• Description of the task: Go through the records below line by line. Count the lines with "value" and give the count alone.

(Records from a collection of figures)
————————

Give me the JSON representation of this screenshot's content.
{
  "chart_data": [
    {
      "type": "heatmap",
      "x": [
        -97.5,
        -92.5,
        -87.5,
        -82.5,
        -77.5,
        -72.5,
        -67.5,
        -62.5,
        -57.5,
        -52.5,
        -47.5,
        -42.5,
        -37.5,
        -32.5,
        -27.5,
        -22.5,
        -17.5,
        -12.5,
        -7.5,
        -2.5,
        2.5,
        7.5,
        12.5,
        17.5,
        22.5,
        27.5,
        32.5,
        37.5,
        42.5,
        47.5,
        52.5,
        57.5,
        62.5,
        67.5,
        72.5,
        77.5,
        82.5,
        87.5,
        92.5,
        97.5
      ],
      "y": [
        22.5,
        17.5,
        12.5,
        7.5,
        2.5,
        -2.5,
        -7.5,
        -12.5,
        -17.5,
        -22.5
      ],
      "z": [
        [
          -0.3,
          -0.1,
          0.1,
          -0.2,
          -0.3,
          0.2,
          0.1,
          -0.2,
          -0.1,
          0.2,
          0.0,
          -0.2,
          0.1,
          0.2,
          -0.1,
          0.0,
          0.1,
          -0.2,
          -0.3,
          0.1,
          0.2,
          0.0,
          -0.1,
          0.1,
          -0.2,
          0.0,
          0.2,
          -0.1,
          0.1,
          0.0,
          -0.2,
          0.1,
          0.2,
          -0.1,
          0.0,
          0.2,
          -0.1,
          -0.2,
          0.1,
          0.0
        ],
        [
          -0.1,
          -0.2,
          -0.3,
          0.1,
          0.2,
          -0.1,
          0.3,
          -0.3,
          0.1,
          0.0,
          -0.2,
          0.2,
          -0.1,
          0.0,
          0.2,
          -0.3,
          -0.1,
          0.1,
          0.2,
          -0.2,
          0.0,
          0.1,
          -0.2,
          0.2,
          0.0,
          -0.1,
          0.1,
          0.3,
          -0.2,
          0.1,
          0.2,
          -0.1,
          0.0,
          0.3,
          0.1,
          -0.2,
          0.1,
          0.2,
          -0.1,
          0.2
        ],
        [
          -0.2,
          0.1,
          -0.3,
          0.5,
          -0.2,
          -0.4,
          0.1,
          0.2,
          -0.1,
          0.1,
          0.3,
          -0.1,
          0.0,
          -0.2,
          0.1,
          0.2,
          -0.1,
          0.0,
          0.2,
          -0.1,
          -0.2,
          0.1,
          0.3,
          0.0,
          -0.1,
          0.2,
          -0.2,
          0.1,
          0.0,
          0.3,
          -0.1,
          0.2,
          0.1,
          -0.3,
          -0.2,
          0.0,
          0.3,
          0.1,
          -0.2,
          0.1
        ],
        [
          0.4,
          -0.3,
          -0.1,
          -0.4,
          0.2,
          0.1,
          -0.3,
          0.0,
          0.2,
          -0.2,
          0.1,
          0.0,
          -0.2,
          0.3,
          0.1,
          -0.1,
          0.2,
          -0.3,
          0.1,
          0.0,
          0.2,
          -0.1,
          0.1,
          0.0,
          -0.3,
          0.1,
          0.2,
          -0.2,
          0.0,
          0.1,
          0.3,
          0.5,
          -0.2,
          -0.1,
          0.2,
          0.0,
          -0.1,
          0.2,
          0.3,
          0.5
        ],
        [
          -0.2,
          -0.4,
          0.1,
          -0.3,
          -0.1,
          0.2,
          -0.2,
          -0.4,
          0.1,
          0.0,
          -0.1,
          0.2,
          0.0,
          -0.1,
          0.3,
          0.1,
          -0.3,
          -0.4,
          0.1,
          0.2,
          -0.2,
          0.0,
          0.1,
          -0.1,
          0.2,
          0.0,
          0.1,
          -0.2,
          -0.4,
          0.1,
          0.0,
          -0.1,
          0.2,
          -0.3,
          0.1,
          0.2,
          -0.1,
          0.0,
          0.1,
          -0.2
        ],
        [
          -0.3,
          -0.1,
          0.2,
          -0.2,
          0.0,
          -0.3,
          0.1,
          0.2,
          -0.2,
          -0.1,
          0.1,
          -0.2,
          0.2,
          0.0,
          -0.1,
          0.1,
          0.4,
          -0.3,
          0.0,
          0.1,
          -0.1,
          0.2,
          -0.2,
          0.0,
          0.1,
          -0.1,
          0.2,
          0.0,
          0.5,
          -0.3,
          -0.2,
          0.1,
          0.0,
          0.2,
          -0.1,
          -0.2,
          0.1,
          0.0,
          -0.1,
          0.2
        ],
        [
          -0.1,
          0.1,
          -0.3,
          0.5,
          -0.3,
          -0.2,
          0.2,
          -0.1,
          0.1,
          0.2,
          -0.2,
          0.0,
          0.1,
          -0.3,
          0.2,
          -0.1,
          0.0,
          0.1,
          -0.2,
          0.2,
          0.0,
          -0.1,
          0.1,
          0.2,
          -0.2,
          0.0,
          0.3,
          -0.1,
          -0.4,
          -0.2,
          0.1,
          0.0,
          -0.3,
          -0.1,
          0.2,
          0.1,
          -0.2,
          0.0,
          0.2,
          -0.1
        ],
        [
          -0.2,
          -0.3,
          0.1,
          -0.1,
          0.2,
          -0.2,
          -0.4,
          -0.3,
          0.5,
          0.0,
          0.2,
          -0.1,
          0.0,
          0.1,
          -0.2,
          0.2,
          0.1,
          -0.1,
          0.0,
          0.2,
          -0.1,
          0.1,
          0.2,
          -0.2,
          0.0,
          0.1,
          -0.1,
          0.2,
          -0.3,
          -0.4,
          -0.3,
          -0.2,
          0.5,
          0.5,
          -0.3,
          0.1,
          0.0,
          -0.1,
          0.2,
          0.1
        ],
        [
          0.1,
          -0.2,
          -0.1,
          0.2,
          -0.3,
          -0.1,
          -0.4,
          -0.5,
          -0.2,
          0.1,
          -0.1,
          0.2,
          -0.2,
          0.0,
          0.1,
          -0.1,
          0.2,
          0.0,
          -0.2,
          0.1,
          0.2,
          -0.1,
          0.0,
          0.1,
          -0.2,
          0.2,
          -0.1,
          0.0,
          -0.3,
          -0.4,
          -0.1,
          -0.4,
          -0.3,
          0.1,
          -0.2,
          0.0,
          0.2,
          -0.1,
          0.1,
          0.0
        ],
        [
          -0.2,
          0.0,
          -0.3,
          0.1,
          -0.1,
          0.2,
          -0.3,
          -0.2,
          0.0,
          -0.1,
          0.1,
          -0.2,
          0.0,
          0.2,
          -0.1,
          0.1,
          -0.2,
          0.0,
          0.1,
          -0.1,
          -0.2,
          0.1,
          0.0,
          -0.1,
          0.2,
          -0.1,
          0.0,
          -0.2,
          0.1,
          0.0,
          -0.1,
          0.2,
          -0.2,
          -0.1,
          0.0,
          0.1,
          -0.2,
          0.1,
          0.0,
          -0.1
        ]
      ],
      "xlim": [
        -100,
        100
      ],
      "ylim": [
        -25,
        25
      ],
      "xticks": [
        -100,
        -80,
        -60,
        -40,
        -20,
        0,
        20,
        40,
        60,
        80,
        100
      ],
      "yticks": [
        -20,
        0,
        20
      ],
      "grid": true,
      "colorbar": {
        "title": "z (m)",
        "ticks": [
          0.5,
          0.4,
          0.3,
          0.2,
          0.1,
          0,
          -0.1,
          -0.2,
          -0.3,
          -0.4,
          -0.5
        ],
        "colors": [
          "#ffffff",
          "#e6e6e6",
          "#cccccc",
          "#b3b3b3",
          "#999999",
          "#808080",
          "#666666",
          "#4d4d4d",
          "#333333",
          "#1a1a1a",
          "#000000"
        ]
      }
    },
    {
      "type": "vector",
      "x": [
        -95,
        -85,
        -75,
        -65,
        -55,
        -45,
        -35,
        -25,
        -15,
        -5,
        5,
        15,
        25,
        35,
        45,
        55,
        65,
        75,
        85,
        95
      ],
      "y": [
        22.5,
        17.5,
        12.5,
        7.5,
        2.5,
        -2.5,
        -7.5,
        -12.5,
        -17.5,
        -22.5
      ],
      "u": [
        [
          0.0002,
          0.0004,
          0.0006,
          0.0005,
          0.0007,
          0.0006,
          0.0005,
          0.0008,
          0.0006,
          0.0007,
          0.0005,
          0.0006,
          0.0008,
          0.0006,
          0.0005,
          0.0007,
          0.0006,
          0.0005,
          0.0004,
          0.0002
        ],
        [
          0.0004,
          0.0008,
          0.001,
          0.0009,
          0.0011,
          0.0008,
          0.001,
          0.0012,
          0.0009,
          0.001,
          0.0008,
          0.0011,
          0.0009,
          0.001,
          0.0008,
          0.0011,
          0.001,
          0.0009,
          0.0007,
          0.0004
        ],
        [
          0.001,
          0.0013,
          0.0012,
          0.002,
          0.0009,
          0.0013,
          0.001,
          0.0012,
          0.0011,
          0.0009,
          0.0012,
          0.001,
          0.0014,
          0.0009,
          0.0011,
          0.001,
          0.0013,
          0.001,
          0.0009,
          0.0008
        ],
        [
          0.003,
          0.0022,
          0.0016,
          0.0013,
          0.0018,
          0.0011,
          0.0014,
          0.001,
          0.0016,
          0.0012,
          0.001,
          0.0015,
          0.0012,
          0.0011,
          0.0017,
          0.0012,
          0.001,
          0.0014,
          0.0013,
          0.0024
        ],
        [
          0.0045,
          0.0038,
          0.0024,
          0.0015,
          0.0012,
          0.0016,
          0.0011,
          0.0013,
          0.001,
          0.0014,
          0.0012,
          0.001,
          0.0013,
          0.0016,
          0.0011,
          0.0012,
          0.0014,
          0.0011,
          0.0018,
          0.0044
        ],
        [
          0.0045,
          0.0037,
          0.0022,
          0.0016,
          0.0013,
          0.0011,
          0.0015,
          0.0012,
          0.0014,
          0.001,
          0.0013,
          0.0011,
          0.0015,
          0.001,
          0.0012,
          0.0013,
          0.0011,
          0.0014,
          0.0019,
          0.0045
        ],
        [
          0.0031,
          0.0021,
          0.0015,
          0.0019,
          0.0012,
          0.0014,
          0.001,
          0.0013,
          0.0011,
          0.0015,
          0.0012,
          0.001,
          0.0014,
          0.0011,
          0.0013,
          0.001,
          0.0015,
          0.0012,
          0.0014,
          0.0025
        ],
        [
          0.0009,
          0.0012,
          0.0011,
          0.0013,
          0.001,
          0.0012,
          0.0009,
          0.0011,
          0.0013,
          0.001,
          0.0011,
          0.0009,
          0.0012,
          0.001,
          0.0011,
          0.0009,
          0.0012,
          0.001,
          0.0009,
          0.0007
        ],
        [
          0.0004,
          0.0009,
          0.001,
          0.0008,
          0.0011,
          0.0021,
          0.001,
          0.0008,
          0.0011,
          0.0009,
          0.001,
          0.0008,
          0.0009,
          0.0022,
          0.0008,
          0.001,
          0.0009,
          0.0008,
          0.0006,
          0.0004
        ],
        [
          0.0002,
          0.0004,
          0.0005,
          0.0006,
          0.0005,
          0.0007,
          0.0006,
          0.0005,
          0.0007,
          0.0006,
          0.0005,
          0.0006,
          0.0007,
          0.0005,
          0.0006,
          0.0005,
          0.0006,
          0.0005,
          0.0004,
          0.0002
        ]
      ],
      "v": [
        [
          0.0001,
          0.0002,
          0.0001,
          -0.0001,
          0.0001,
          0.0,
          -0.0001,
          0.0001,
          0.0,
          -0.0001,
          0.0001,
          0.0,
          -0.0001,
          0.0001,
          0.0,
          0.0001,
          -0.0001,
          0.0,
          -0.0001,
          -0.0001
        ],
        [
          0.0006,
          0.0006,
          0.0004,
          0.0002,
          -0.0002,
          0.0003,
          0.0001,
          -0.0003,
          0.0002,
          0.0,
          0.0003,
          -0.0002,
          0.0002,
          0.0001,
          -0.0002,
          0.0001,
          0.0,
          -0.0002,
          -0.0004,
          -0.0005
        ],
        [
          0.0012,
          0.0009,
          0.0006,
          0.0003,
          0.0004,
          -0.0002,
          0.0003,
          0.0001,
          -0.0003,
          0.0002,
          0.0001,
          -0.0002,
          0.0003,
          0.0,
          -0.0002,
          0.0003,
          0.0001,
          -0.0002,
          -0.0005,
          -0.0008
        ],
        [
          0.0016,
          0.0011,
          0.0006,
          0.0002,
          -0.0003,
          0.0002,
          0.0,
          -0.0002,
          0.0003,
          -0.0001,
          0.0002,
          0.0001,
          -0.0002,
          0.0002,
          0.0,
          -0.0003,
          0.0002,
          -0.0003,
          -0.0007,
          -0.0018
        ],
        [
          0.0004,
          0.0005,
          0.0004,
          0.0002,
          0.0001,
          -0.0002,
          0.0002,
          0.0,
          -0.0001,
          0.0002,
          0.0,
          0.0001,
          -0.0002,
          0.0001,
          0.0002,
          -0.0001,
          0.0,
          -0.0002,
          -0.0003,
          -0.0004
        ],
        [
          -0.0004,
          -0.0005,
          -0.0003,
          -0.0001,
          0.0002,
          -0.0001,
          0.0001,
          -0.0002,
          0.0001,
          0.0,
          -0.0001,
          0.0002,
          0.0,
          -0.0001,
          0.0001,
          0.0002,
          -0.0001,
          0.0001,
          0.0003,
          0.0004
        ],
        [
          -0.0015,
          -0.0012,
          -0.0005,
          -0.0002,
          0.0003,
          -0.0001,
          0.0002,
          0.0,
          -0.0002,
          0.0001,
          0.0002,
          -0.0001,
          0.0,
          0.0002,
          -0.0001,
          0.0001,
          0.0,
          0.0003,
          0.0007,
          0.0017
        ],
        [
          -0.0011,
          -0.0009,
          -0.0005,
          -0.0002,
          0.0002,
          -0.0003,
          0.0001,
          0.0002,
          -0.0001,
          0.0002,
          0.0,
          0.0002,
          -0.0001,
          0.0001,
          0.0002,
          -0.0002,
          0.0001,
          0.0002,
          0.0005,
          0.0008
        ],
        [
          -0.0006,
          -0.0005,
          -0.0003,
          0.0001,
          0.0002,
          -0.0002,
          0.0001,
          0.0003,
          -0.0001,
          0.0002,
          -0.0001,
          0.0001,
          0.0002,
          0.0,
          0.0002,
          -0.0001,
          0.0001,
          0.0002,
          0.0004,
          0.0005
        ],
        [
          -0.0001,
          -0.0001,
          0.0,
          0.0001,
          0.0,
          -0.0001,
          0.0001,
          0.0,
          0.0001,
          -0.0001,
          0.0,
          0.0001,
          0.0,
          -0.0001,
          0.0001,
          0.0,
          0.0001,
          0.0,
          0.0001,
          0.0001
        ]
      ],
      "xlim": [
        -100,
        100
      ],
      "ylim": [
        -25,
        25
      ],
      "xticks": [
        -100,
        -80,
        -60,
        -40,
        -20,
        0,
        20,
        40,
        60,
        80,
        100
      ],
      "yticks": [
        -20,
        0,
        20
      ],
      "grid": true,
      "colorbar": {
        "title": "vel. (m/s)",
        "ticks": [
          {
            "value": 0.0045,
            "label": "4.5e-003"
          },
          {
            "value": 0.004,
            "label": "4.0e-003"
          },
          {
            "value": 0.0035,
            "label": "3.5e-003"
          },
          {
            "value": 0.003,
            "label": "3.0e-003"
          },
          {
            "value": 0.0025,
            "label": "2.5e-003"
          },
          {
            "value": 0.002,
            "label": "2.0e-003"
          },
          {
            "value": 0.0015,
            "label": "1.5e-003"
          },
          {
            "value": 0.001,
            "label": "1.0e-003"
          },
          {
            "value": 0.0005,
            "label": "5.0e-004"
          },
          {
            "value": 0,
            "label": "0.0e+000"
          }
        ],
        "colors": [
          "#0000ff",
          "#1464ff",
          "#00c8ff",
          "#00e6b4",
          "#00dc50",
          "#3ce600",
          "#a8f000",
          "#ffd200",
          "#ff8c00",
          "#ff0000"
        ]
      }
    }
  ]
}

————————

• Output: 10